## Stored records:

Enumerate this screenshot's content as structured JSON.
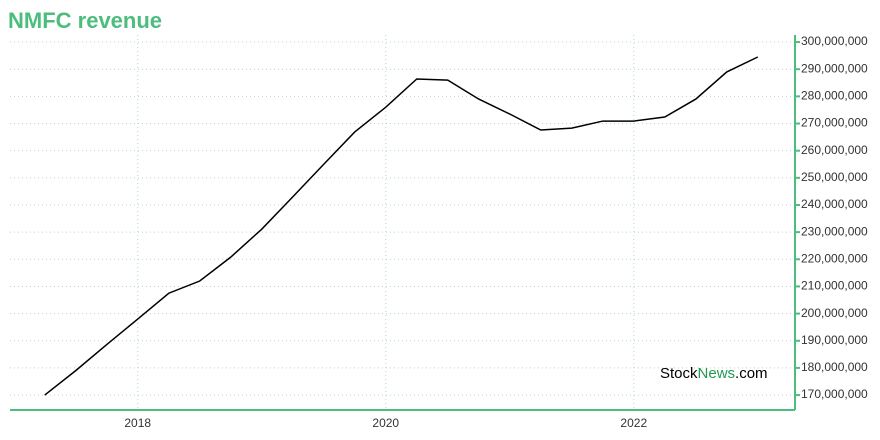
{
  "chart_data": {
    "type": "line",
    "title": "NMFC revenue",
    "x": [
      2017.25,
      2017.5,
      2017.75,
      2018.0,
      2018.25,
      2018.5,
      2018.75,
      2019.0,
      2019.25,
      2019.5,
      2019.75,
      2020.0,
      2020.25,
      2020.5,
      2020.75,
      2021.0,
      2021.25,
      2021.5,
      2021.75,
      2022.0,
      2022.25,
      2022.5,
      2022.75,
      2023.0
    ],
    "series": [
      {
        "name": "NMFC revenue",
        "color": "#000000",
        "values": [
          170000000,
          179000000,
          188600000,
          198000000,
          207500000,
          212000000,
          220800000,
          231100000,
          243000000,
          255000000,
          266900000,
          276000000,
          286400000,
          286000000,
          279000000,
          273500000,
          267600000,
          268300000,
          270900000,
          270900000,
          272400000,
          279000000,
          289000000,
          294500000
        ]
      }
    ],
    "xlim": [
      2016.97,
      2023.3
    ],
    "xticks": [
      2018,
      2020,
      2022
    ],
    "ylim": [
      164500000,
      302600000
    ],
    "yticks": [
      {
        "value": 170000000,
        "label": "170,000,000"
      },
      {
        "value": 180000000,
        "label": "180,000,000"
      },
      {
        "value": 190000000,
        "label": "190,000,000"
      },
      {
        "value": 200000000,
        "label": "200,000,000"
      },
      {
        "value": 210000000,
        "label": "210,000,000"
      },
      {
        "value": 220000000,
        "label": "220,000,000"
      },
      {
        "value": 230000000,
        "label": "230,000,000"
      },
      {
        "value": 240000000,
        "label": "240,000,000"
      },
      {
        "value": 250000000,
        "label": "250,000,000"
      },
      {
        "value": 260000000,
        "label": "260,000,000"
      },
      {
        "value": 270000000,
        "label": "270,000,000"
      },
      {
        "value": 280000000,
        "label": "280,000,000"
      },
      {
        "value": 290000000,
        "label": "290,000,000"
      },
      {
        "value": 300000000,
        "label": "300,000,000"
      }
    ],
    "grid": true,
    "axis_color": "#4dbd7e",
    "watermark": [
      "Stock",
      "News",
      ".com"
    ]
  }
}
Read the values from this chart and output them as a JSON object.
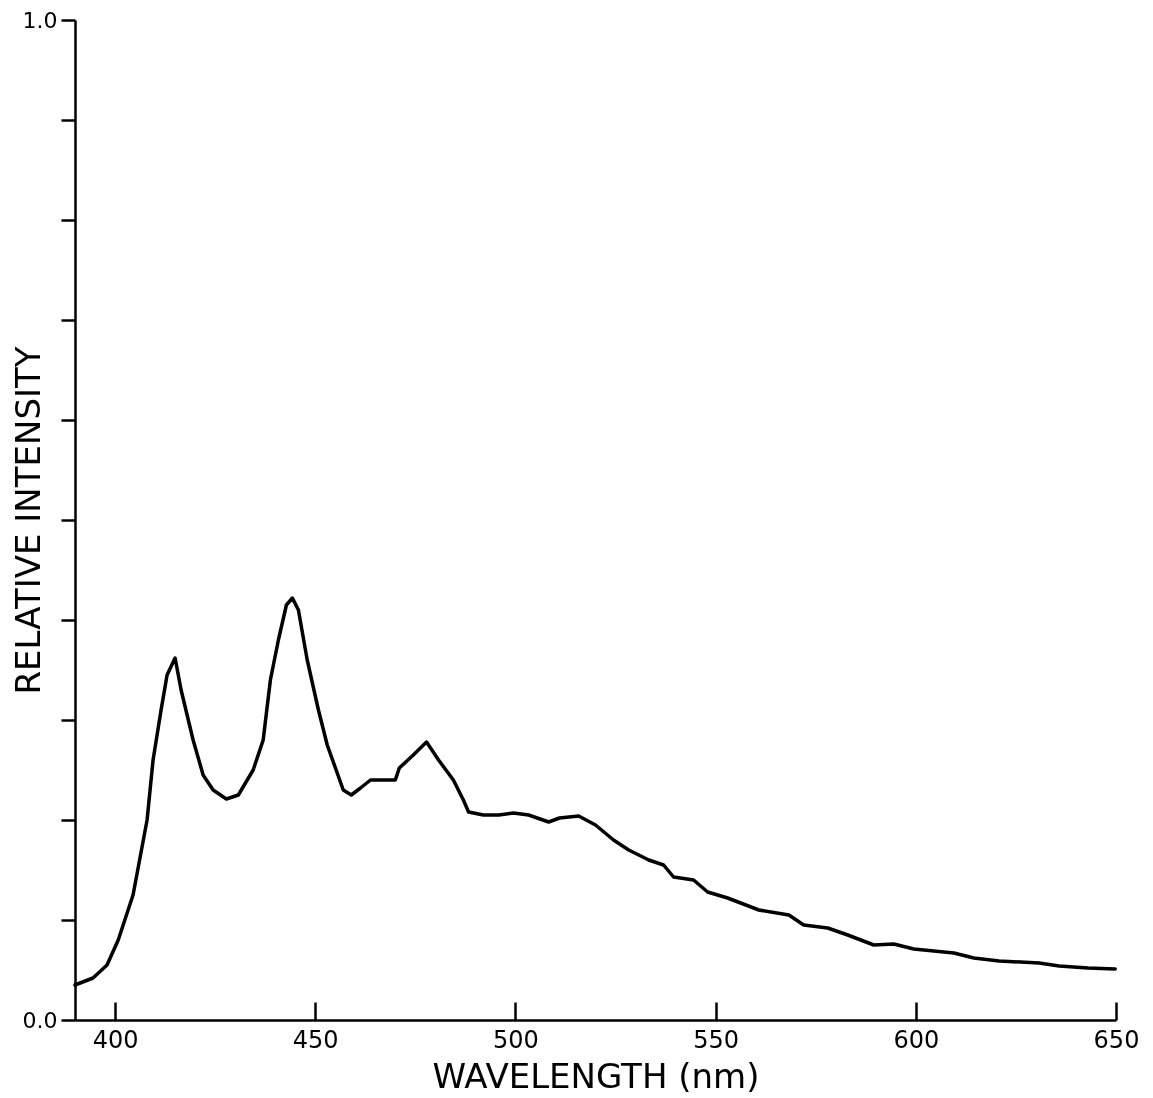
{
  "chart_data": {
    "type": "line",
    "xlabel": "WAVELENGTH (nm)",
    "ylabel": "RELATIVE  INTENSITY",
    "x": [
      390,
      394.5,
      398,
      400.8,
      404.5,
      408,
      409.5,
      411.5,
      413,
      415,
      416.5,
      419.5,
      422,
      424.5,
      427.8,
      430.8,
      434.5,
      437,
      438.8,
      440.8,
      442.8,
      444.3,
      445.8,
      448,
      450.8,
      453,
      457,
      459,
      461.3,
      463.8,
      467,
      470,
      471,
      474.5,
      477.8,
      480.8,
      484.5,
      487,
      488.3,
      492,
      495.8,
      499.5,
      503.3,
      508.3,
      511,
      515.8,
      520,
      524.5,
      528.3,
      533.3,
      537,
      539.5,
      544.5,
      548,
      553,
      560.8,
      568.3,
      572,
      578,
      583,
      589.5,
      594.5,
      599.5,
      609.5,
      614.5,
      620.8,
      630.8,
      635.8,
      643,
      649.8
    ],
    "series": [
      {
        "color": "#000000",
        "values": [
          0.035,
          0.042,
          0.055,
          0.08,
          0.125,
          0.2,
          0.26,
          0.31,
          0.345,
          0.362,
          0.33,
          0.28,
          0.245,
          0.23,
          0.221,
          0.225,
          0.25,
          0.28,
          0.34,
          0.38,
          0.415,
          0.422,
          0.41,
          0.36,
          0.31,
          0.275,
          0.23,
          0.225,
          0.232,
          0.24,
          0.24,
          0.24,
          0.252,
          0.265,
          0.278,
          0.26,
          0.24,
          0.22,
          0.208,
          0.205,
          0.205,
          0.207,
          0.205,
          0.198,
          0.202,
          0.204,
          0.195,
          0.18,
          0.17,
          0.16,
          0.155,
          0.143,
          0.14,
          0.128,
          0.122,
          0.11,
          0.105,
          0.095,
          0.092,
          0.085,
          0.075,
          0.076,
          0.071,
          0.067,
          0.062,
          0.059,
          0.057,
          0.054,
          0.052,
          0.051
        ]
      }
    ],
    "xlim": [
      390,
      650
    ],
    "xticks": [
      400,
      450,
      500,
      550,
      600,
      650
    ],
    "ylim": [
      0,
      1
    ],
    "yticks": [
      {
        "value": 0,
        "label": "0.0"
      },
      {
        "value": 0.1,
        "label": null
      },
      {
        "value": 0.2,
        "label": null
      },
      {
        "value": 0.3,
        "label": null
      },
      {
        "value": 0.4,
        "label": null
      },
      {
        "value": 0.5,
        "label": null
      },
      {
        "value": 0.6,
        "label": null
      },
      {
        "value": 0.7,
        "label": null
      },
      {
        "value": 0.8,
        "label": null
      },
      {
        "value": 0.9,
        "label": null
      },
      {
        "value": 1,
        "label": "1.0"
      }
    ],
    "grid": false,
    "marker": "none",
    "line_style": "solid"
  }
}
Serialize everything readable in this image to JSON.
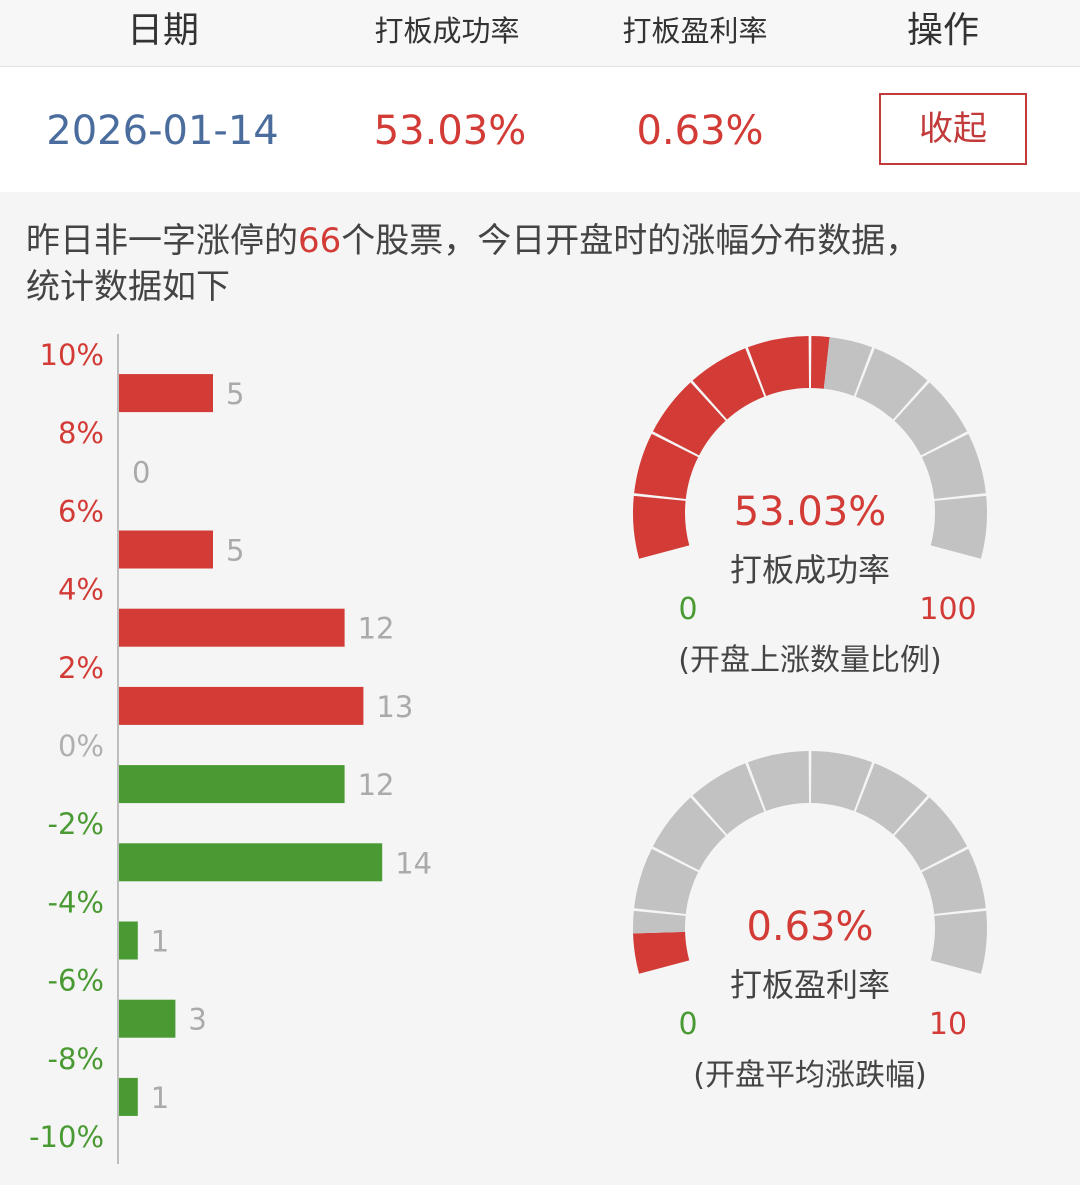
{
  "header": {
    "date_label": "日期",
    "success_rate_label": "打板成功率",
    "profit_rate_label": "打板盈利率",
    "action_label": "操作"
  },
  "row": {
    "date": "2026-01-14",
    "success_rate": "53.03%",
    "profit_rate": "0.63%",
    "collapse_label": "收起"
  },
  "description": {
    "prefix": "昨日非一字涨停的",
    "count": "66",
    "suffix": "个股票，今日开盘时的涨幅分布数据，",
    "line2": "统计数据如下"
  },
  "colors": {
    "red": "#d23b36",
    "green": "#4a9a33",
    "gray": "#c2c2c2",
    "date_blue": "#4a6d9e"
  },
  "chart_data": [
    {
      "type": "bar",
      "orientation": "horizontal",
      "y_tick_labels": [
        "10%",
        "8%",
        "6%",
        "4%",
        "2%",
        "0%",
        "-2%",
        "-4%",
        "-6%",
        "-8%",
        "-10%"
      ],
      "bins": [
        "8%~10%",
        "6%~8%",
        "4%~6%",
        "2%~4%",
        "0%~2%",
        "-2%~0%",
        "-4%~-2%",
        "-6%~-4%",
        "-8%~-6%",
        "-10%~-8%"
      ],
      "values": [
        5,
        0,
        5,
        12,
        13,
        12,
        14,
        1,
        3,
        1
      ],
      "bar_colors": [
        "red",
        "red",
        "red",
        "red",
        "red",
        "green",
        "green",
        "green",
        "green",
        "green"
      ]
    },
    {
      "type": "gauge",
      "value": 53.03,
      "value_label": "53.03%",
      "label": "打板成功率",
      "min_label": "0",
      "max_label": "100",
      "min": 0,
      "max": 100,
      "caption": "(开盘上涨数量比例)"
    },
    {
      "type": "gauge",
      "value": 0.63,
      "value_label": "0.63%",
      "label": "打板盈利率",
      "min_label": "0",
      "max_label": "10",
      "min": 0,
      "max": 10,
      "caption": "(开盘平均涨跌幅)"
    }
  ]
}
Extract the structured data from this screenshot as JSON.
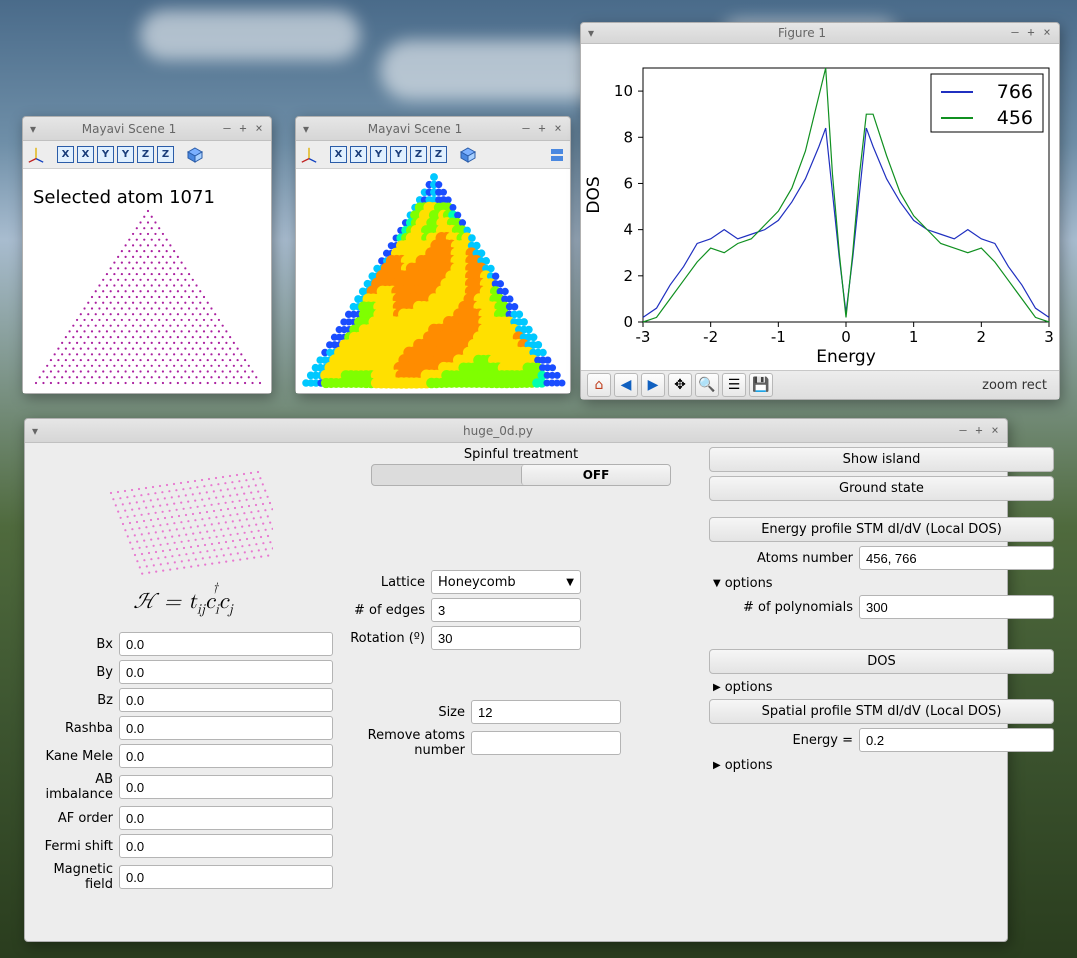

## Written request:
All the material shown above is to be copied exactly, with no pictures carried over.

## Complete answer:
Enumerate this screenshot's content as structured JSON.
{
  "chart_data": {
    "type": "line",
    "title": "NMFC revenue",
    "x": [
      2017.25,
      2017.5,
      2017.75,
      2018.0,
      2018.25,
      2018.5,
      2018.75,
      2019.0,
      2019.25,
      2019.5,
      2019.75,
      2020.0,
      2020.25,
      2020.5,
      2020.75,
      2021.0,
      2021.25,
      2021.5,
      2021.75,
      2022.0,
      2022.25,
      2022.5,
      2022.75,
      2023.0
    ],
    "series": [
      {
        "name": "NMFC revenue",
        "color": "#000000",
        "values": [
          170000000,
          179000000,
          188600000,
          198000000,
          207500000,
          212000000,
          220800000,
          231100000,
          243000000,
          255000000,
          266900000,
          276000000,
          286400000,
          286000000,
          279000000,
          273500000,
          267600000,
          268300000,
          270900000,
          270900000,
          272400000,
          279000000,
          289000000,
          294500000
        ]
      }
    ],
    "xlim": [
      2016.97,
      2023.3
    ],
    "xticks": [
      2018,
      2020,
      2022
    ],
    "ylim": [
      164500000,
      302600000
    ],
    "yticks": [
      {
        "value": 170000000,
        "label": "170,000,000"
      },
      {
        "value": 180000000,
        "label": "180,000,000"
      },
      {
        "value": 190000000,
        "label": "190,000,000"
      },
      {
        "value": 200000000,
        "label": "200,000,000"
      },
      {
        "value": 210000000,
        "label": "210,000,000"
      },
      {
        "value": 220000000,
        "label": "220,000,000"
      },
      {
        "value": 230000000,
        "label": "230,000,000"
      },
      {
        "value": 240000000,
        "label": "240,000,000"
      },
      {
        "value": 250000000,
        "label": "250,000,000"
      },
      {
        "value": 260000000,
        "label": "260,000,000"
      },
      {
        "value": 270000000,
        "label": "270,000,000"
      },
      {
        "value": 280000000,
        "label": "280,000,000"
      },
      {
        "value": 290000000,
        "label": "290,000,000"
      },
      {
        "value": 300000000,
        "label": "300,000,000"
      }
    ],
    "grid": true,
    "axis_color": "#4dbd7e",
    "watermark": [
      "Stock",
      "News",
      ".com"
    ]
  }
}
Read the values from this chart and output them as a JSON object.
{
  "chart_data": {
    "type": "line",
    "xlabel": "WAVELENGTH (nm)",
    "ylabel": "RELATIVE  INTENSITY",
    "x": [
      390,
      394.5,
      398,
      400.8,
      404.5,
      408,
      409.5,
      411.5,
      413,
      415,
      416.5,
      419.5,
      422,
      424.5,
      427.8,
      430.8,
      434.5,
      437,
      438.8,
      440.8,
      442.8,
      444.3,
      445.8,
      448,
      450.8,
      453,
      457,
      459,
      461.3,
      463.8,
      467,
      470,
      471,
      474.5,
      477.8,
      480.8,
      484.5,
      487,
      488.3,
      492,
      495.8,
      499.5,
      503.3,
      508.3,
      511,
      515.8,
      520,
      524.5,
      528.3,
      533.3,
      537,
      539.5,
      544.5,
      548,
      553,
      560.8,
      568.3,
      572,
      578,
      583,
      589.5,
      594.5,
      599.5,
      609.5,
      614.5,
      620.8,
      630.8,
      635.8,
      643,
      649.8
    ],
    "series": [
      {
        "color": "#000000",
        "values": [
          0.035,
          0.042,
          0.055,
          0.08,
          0.125,
          0.2,
          0.26,
          0.31,
          0.345,
          0.362,
          0.33,
          0.28,
          0.245,
          0.23,
          0.221,
          0.225,
          0.25,
          0.28,
          0.34,
          0.38,
          0.415,
          0.422,
          0.41,
          0.36,
          0.31,
          0.275,
          0.23,
          0.225,
          0.232,
          0.24,
          0.24,
          0.24,
          0.252,
          0.265,
          0.278,
          0.26,
          0.24,
          0.22,
          0.208,
          0.205,
          0.205,
          0.207,
          0.205,
          0.198,
          0.202,
          0.204,
          0.195,
          0.18,
          0.17,
          0.16,
          0.155,
          0.143,
          0.14,
          0.128,
          0.122,
          0.11,
          0.105,
          0.095,
          0.092,
          0.085,
          0.075,
          0.076,
          0.071,
          0.067,
          0.062,
          0.059,
          0.057,
          0.054,
          0.052,
          0.051
        ]
      }
    ],
    "xlim": [
      390,
      650
    ],
    "xticks": [
      400,
      450,
      500,
      550,
      600,
      650
    ],
    "ylim": [
      0,
      1
    ],
    "yticks": [
      {
        "value": 0,
        "label": "0.0"
      },
      {
        "value": 0.1,
        "label": null
      },
      {
        "value": 0.2,
        "label": null
      },
      {
        "value": 0.3,
        "label": null
      },
      {
        "value": 0.4,
        "label": null
      },
      {
        "value": 0.5,
        "label": null
      },
      {
        "value": 0.6,
        "label": null
      },
      {
        "value": 0.7,
        "label": null
      },
      {
        "value": 0.8,
        "label": null
      },
      {
        "value": 0.9,
        "label": null
      },
      {
        "value": 1,
        "label": "1.0"
      }
    ],
    "grid": false,
    "marker": "none",
    "line_style": "solid"
  }
}
Serialize everything readable in this image to JSON.
{
  "header": {
    "date_label": "日期",
    "success_rate_label": "打板成功率",
    "profit_rate_label": "打板盈利率",
    "action_label": "操作"
  },
  "row": {
    "date": "2026-01-14",
    "success_rate": "53.03%",
    "profit_rate": "0.63%",
    "collapse_label": "收起"
  },
  "description": {
    "prefix": "昨日非一字涨停的",
    "count": "66",
    "suffix": "个股票，今日开盘时的涨幅分布数据，",
    "line2": "统计数据如下"
  },
  "colors": {
    "red": "#d23b36",
    "green": "#4a9a33",
    "gray": "#c2c2c2",
    "date_blue": "#4a6d9e"
  },
  "chart_data": [
    {
      "type": "bar",
      "orientation": "horizontal",
      "y_tick_labels": [
        "10%",
        "8%",
        "6%",
        "4%",
        "2%",
        "0%",
        "-2%",
        "-4%",
        "-6%",
        "-8%",
        "-10%"
      ],
      "bins": [
        "8%~10%",
        "6%~8%",
        "4%~6%",
        "2%~4%",
        "0%~2%",
        "-2%~0%",
        "-4%~-2%",
        "-6%~-4%",
        "-8%~-6%",
        "-10%~-8%"
      ],
      "values": [
        5,
        0,
        5,
        12,
        13,
        12,
        14,
        1,
        3,
        1
      ],
      "bar_colors": [
        "red",
        "red",
        "red",
        "red",
        "red",
        "green",
        "green",
        "green",
        "green",
        "green"
      ]
    },
    {
      "type": "gauge",
      "value": 53.03,
      "value_label": "53.03%",
      "label": "打板成功率",
      "min_label": "0",
      "max_label": "100",
      "min": 0,
      "max": 100,
      "caption": "(开盘上涨数量比例)"
    },
    {
      "type": "gauge",
      "value": 0.63,
      "value_label": "0.63%",
      "label": "打板盈利率",
      "min_label": "0",
      "max_label": "10",
      "min": 0,
      "max": 10,
      "caption": "(开盘平均涨跌幅)"
    }
  ]
}
Extract the structured data from this screenshot as JSON.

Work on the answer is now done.